▶ [EXERCISE DETAILS]:
Copy every record word for word.
***
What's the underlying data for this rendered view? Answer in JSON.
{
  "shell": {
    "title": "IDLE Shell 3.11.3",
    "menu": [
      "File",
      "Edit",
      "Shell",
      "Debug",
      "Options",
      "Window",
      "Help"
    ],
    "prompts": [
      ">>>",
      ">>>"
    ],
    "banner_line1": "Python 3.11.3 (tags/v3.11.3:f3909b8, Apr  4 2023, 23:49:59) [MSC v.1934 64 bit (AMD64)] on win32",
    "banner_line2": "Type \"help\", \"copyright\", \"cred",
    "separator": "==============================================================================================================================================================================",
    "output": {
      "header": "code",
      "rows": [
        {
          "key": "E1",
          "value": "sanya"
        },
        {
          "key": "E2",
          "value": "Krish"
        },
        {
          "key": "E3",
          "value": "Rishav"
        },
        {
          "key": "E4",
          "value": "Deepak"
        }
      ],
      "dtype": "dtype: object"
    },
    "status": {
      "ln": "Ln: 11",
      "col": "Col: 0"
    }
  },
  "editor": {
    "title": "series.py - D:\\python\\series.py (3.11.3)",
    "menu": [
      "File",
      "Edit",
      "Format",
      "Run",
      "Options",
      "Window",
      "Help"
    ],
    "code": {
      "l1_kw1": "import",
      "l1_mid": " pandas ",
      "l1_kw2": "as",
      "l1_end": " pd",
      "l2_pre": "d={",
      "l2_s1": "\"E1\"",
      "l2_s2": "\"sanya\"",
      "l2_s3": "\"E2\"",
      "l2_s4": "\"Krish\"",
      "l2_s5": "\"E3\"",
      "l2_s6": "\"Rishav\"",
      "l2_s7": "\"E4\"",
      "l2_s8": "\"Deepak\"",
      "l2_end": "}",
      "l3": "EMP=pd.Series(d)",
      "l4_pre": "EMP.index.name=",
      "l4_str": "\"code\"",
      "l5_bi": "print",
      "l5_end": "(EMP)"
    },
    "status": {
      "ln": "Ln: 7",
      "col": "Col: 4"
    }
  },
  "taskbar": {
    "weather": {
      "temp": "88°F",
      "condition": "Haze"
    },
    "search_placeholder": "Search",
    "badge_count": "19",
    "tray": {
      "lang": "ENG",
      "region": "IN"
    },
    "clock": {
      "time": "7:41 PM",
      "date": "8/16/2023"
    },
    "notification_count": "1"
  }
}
***
▶ [EXERCISE RESPONSE]:
What's the underlying data for this rendered view? Answer in JSON.
{
  "shell": {
    "title": "IDLE Shell 3.11.3",
    "menu": [
      "File",
      "Edit",
      "Shell",
      "Debug",
      "Options",
      "Window",
      "Help"
    ],
    "prompts": [
      ">>>",
      ">>>"
    ],
    "banner_line1": "Python 3.11.3 (tags/v3.11.3:f3909b8, Apr  4 2023, 23:49:59) [MSC v.1934 64 bit (AMD64)] on win32",
    "banner_line2": "Type \"help\", \"copyright\", \"cred",
    "separator": "==============================================================================================================================================================================",
    "output": {
      "header": "code",
      "rows": [
        {
          "key": "E1",
          "value": "sanya"
        },
        {
          "key": "E2",
          "value": "Krish"
        },
        {
          "key": "E3",
          "value": "Rishav"
        },
        {
          "key": "E4",
          "value": "Deepak"
        }
      ],
      "dtype": "dtype: object"
    },
    "status": {
      "ln": "Ln: 11",
      "col": "Col: 0"
    }
  },
  "editor": {
    "title": "series.py - D:\\python\\series.py (3.11.3)",
    "menu": [
      "File",
      "Edit",
      "Format",
      "Run",
      "Options",
      "Window",
      "Help"
    ],
    "code": {
      "l1_kw1": "import",
      "l1_mid": " pandas ",
      "l1_kw2": "as",
      "l1_end": " pd",
      "l2_pre": "d={",
      "l2_s1": "\"E1\"",
      "l2_s2": "\"sanya\"",
      "l2_s3": "\"E2\"",
      "l2_s4": "\"Krish\"",
      "l2_s5": "\"E3\"",
      "l2_s6": "\"Rishav\"",
      "l2_s7": "\"E4\"",
      "l2_s8": "\"Deepak\"",
      "l2_end": "}",
      "l3": "EMP=pd.Series(d)",
      "l4_pre": "EMP.index.name=",
      "l4_str": "\"code\"",
      "l5_bi": "print",
      "l5_end": "(EMP)"
    },
    "status": {
      "ln": "Ln: 7",
      "col": "Col: 4"
    }
  },
  "taskbar": {
    "weather": {
      "temp": "88°F",
      "condition": "Haze"
    },
    "search_placeholder": "Search",
    "badge_count": "19",
    "tray": {
      "lang": "ENG",
      "region": "IN"
    },
    "clock": {
      "time": "7:41 PM",
      "date": "8/16/2023"
    },
    "notification_count": "1"
  }
}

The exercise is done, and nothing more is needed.